Job
Among the lines below, list those containing the string "users".

[Data records]
** start **

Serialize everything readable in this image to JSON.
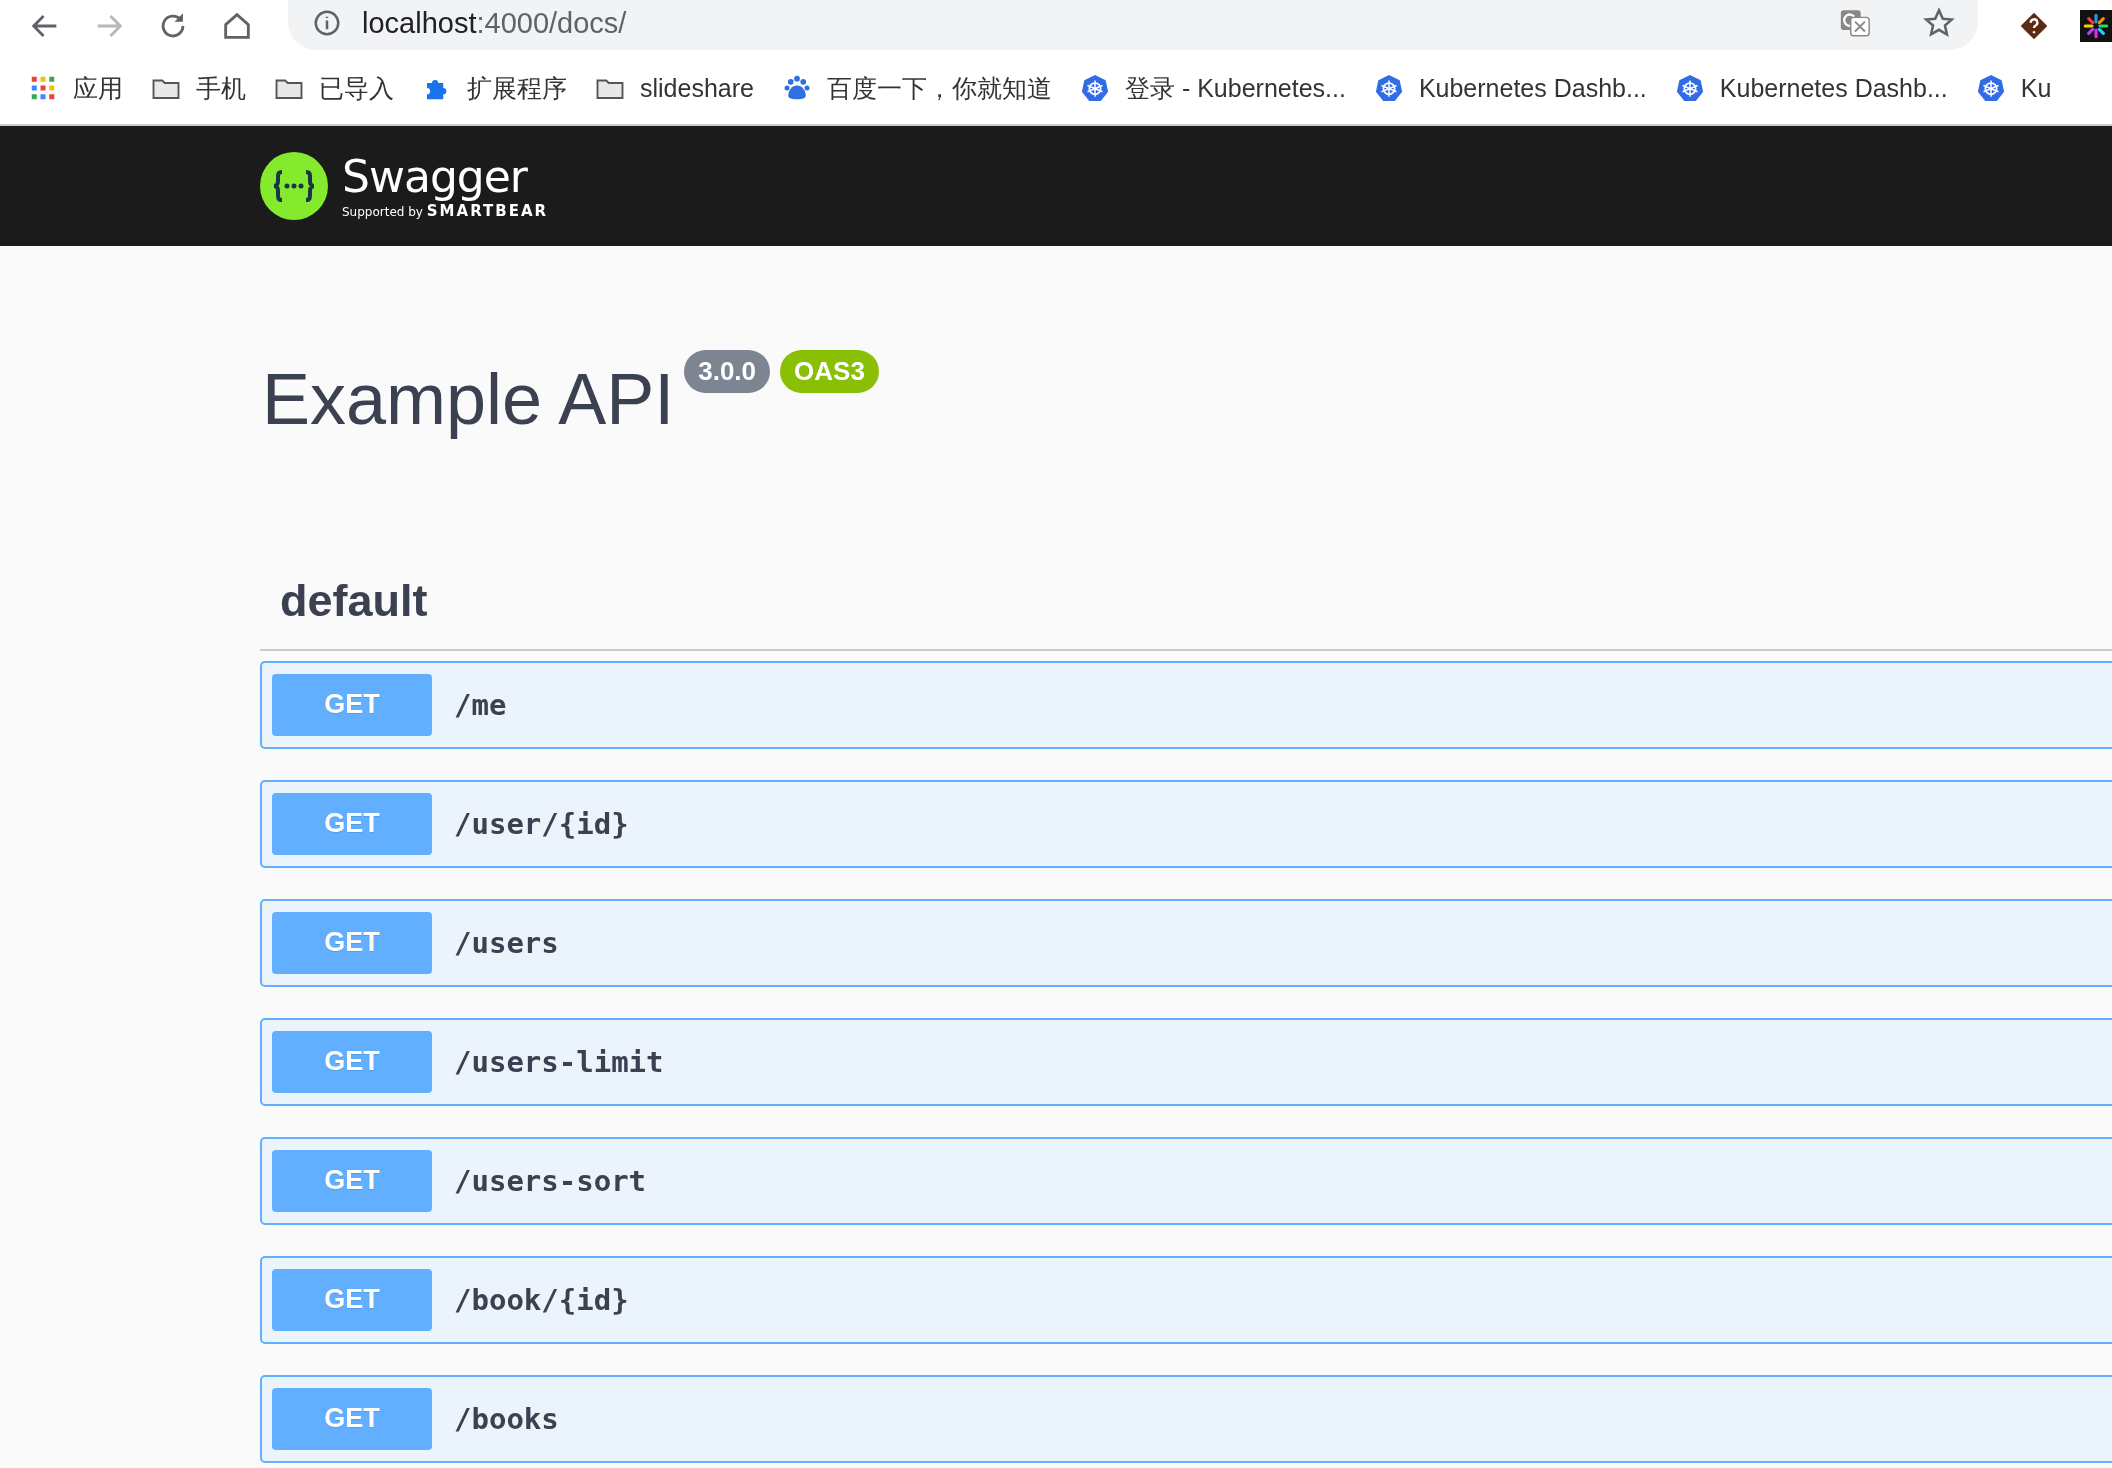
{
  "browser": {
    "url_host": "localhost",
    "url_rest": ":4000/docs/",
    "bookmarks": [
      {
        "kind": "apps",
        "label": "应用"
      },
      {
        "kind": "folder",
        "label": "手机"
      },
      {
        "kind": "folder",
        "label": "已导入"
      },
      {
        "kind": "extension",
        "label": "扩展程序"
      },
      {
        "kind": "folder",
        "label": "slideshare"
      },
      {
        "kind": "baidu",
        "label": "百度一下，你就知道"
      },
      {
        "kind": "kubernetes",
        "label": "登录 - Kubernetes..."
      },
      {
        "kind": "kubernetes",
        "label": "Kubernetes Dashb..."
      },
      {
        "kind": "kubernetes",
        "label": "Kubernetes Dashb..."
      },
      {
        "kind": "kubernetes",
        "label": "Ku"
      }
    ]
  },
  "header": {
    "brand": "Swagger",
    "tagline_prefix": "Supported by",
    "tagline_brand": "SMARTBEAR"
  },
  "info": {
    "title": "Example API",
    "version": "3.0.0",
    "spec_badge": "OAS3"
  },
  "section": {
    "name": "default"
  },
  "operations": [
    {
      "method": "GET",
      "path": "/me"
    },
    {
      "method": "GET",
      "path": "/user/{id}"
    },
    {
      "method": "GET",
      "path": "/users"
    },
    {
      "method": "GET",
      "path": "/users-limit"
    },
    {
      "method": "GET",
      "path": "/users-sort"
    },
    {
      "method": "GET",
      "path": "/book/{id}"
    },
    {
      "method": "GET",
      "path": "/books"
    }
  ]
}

** end **
** start **

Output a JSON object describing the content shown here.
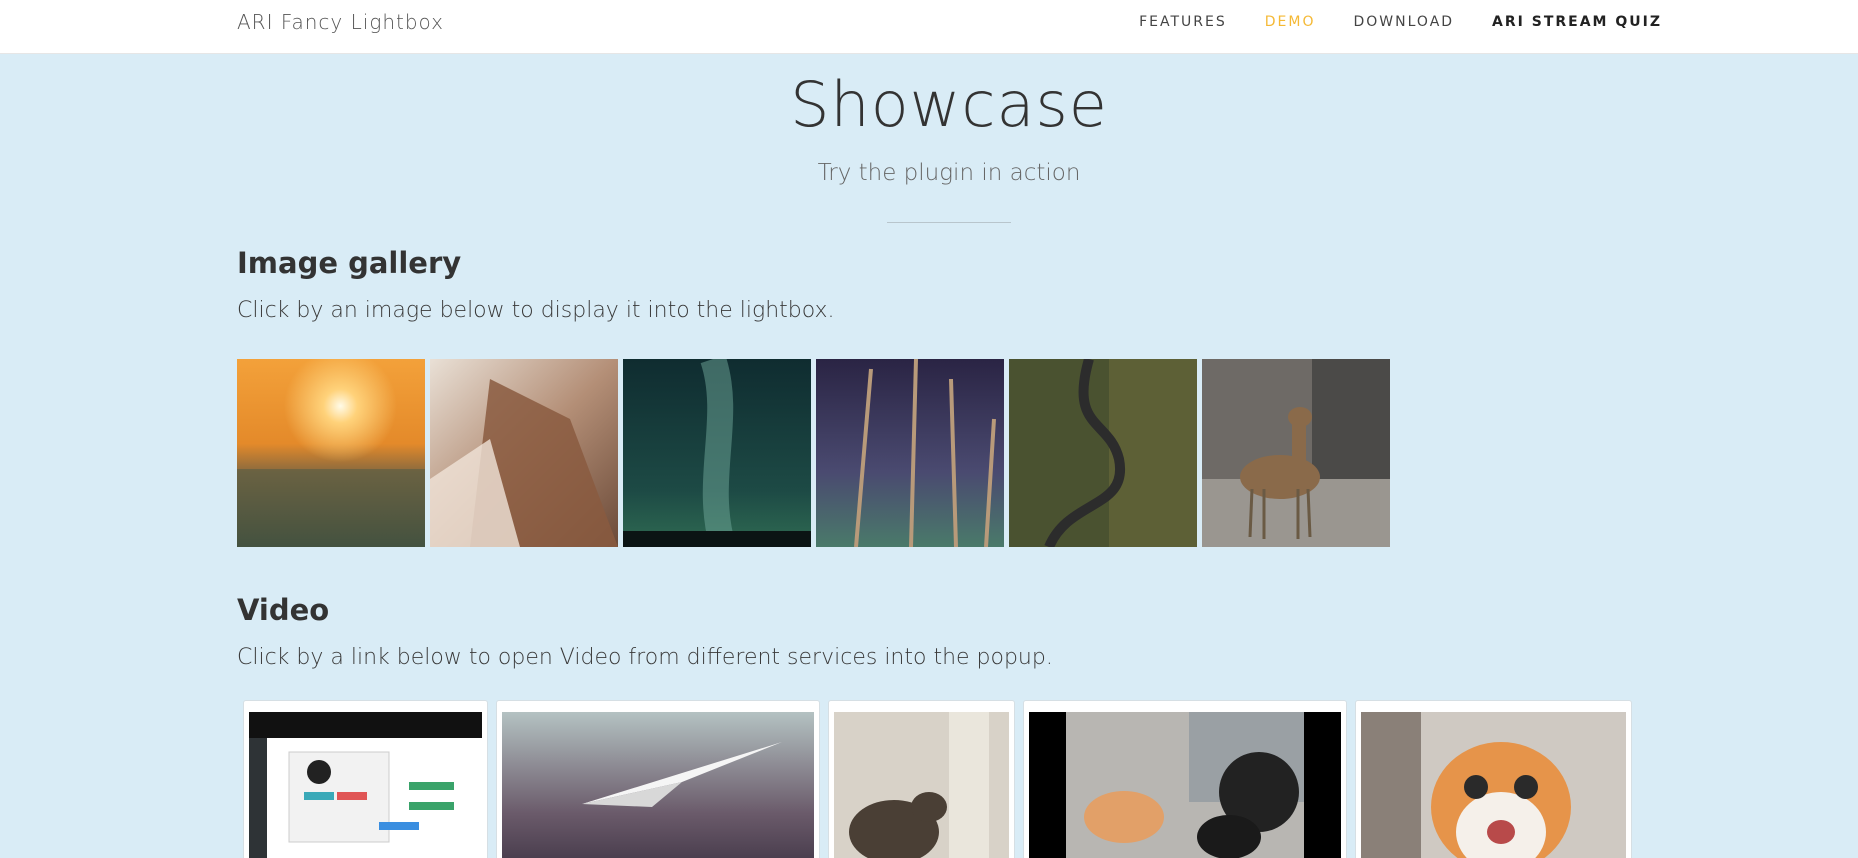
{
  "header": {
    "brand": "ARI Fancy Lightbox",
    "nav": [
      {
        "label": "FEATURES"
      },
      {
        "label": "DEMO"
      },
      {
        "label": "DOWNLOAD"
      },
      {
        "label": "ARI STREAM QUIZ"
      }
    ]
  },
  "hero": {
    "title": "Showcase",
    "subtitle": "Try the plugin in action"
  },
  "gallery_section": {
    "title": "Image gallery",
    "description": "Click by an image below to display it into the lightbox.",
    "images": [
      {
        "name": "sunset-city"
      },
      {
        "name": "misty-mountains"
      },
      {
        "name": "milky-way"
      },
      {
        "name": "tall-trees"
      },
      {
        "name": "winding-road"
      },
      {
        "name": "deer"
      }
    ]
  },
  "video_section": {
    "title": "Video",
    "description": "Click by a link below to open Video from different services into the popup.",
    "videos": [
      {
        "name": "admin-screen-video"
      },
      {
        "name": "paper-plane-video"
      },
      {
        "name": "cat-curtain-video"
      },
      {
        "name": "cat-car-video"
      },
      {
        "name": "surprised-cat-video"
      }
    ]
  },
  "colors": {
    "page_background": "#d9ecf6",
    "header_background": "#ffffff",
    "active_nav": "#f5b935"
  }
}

** end **

Right answer
      "path": "/users"
      "path": "/users-limit"
      "path": "/users-sort"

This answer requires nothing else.